2: The Big Definition
Everyone knows the noir clichés: private eyes, duplicitous dames, lethal hoods, nightclub singers, sardonic voiceovers, light slanting through venetian blinds, the American metropolis, rain-washed nocturnal streets, big cars, big hats, trench coats, guns, cops, more cops, etc, etc.

Hollywood films of the 1940s do, of course, feature all of these things many times over, but the genre definition offered by Silver & Ward is as much about a pessimistic world-view as it is about the aesthetics of life in the American city. The “noir” quality that French critics of the 1950s identified in post-war American cinema was a visual attribute before it was anything else, a realisation that many of the recent Hollywood films were saturated with angled shadows and endless night. But the black (or, more properly, dark) character of these films is as much a set of circumstances as it is a visual style, one where the wheel of fate is often the most important element driving the story. The visual style can contribute a great deal to the storytelling and the overall mood but noir circumstance can exist, as it does in Leave Her to Heaven, in bright Technicolor sunlight miles away from any city. Fate may manifest as blind chance—mistaken identity, someone in the wrong place at the wrong time—or a deterministic inevitability that leads a protagonist to their destruction. A doom-laden finale was frequently imposed by Hollywood’s Production Code which insisted that crime can never be shown to pay, but the Code’s moral stricture is only obtrusive in the films about criminals. Many noir situations concern ordinary people whose attempts to live decent lives are thwarted by bad decisions or unfortunate circumstance. Despite Hollywood’s reputation for happy endings a negative resolution is a noir staple, as is an atmosphere of desperation, entrapment and paranoia; a Pyrrhic victory is often as good as it gets. Meanwhile, the shadow of war hangs over all the films of the 1940s. Many of the wartime pictures refer in passing to events in Europe, while the post-war films are often informed by the recent ordeals of returned veterans. There’s even a sub-class of noir involving veterans with damaged brains whose amnesias or violent mood swings lead them into trouble.

*SUPPLIED MATERIAL*
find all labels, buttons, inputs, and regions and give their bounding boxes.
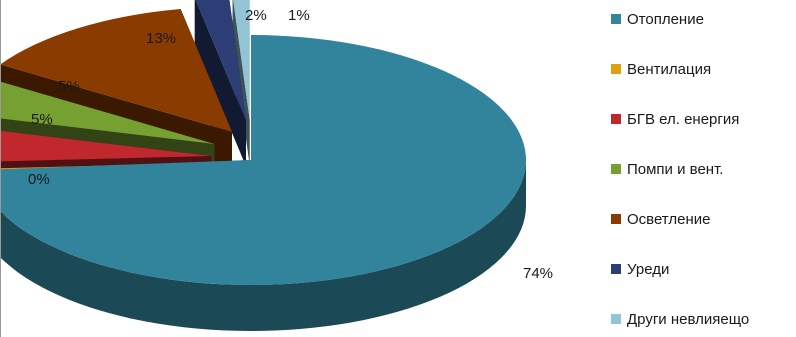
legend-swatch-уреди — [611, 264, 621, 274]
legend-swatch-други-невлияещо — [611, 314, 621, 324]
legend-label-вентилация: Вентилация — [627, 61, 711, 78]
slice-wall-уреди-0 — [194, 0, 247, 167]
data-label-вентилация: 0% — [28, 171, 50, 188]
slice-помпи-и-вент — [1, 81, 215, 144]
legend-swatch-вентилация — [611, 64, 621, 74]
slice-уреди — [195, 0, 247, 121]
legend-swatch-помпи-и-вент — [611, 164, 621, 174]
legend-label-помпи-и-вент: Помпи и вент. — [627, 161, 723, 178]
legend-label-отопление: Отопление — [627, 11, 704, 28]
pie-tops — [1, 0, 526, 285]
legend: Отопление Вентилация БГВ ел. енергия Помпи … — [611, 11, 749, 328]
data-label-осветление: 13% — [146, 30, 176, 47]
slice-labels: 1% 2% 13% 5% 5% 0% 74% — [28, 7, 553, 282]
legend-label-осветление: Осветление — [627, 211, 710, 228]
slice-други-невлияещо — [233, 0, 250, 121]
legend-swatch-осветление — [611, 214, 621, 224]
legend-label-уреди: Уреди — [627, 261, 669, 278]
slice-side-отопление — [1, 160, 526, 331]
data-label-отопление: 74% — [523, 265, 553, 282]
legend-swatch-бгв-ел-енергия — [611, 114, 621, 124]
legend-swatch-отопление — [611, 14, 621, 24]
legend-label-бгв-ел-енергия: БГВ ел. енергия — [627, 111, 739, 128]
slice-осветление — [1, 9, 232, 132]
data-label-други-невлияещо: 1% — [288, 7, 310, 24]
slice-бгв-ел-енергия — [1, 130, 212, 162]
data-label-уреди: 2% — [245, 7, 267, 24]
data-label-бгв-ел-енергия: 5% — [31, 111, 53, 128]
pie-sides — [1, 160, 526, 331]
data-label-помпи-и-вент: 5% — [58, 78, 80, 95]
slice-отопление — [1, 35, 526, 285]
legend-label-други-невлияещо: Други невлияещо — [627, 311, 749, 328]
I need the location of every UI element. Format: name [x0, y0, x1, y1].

* * *

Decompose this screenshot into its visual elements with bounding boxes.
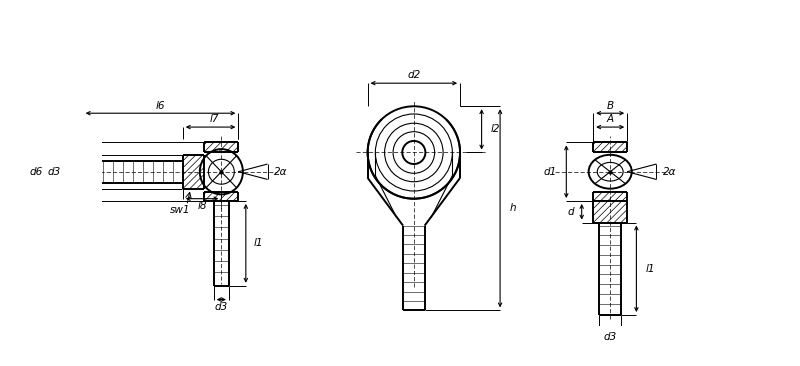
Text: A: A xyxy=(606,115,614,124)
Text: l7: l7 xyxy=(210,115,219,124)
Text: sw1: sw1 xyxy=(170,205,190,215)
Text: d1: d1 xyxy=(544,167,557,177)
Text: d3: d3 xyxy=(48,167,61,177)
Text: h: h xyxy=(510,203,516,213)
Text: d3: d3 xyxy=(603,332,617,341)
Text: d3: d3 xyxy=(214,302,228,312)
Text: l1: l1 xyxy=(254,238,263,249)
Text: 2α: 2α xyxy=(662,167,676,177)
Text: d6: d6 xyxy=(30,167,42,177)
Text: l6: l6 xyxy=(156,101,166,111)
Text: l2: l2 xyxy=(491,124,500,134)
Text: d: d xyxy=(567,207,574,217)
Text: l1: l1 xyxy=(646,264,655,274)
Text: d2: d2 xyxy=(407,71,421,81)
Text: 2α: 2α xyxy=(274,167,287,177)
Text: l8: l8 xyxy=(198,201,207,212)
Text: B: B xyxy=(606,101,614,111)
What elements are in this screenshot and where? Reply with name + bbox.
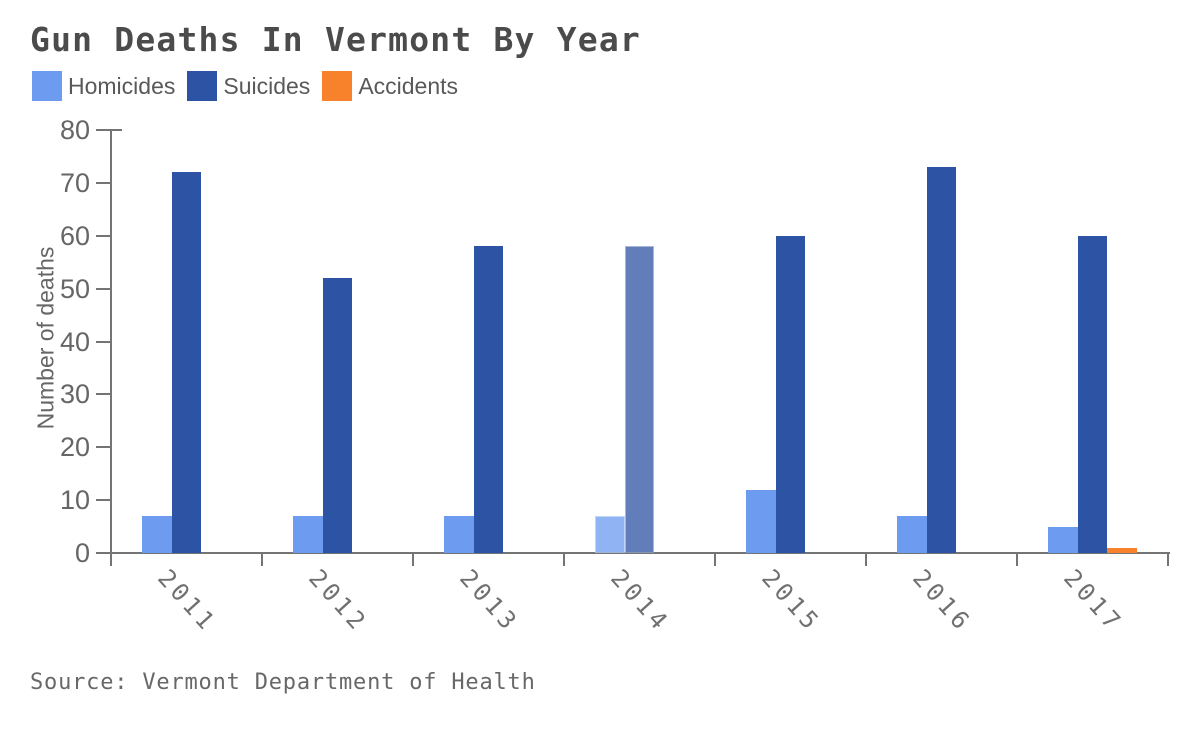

*PROBLEMS AND TASKS*
1) In the passage on film noir, what did Hollywood's Production Code insist on?
2) Write out everything in the passage on film noir from "2: The Big Definition" down to "cops, etc, etc.".

*IN RESPONSE*
1) It insisted that crime can never be shown to pay.

2)
2: The Big Definition
Everyone knows the noir clichés: private eyes, duplicitous dames, lethal hoods, nightclub singers, sardonic voiceovers, light slanting through venetian blinds, the American metropolis, rain-washed nocturnal streets, big cars, big hats, trench coats, guns, cops, more cops, etc, etc.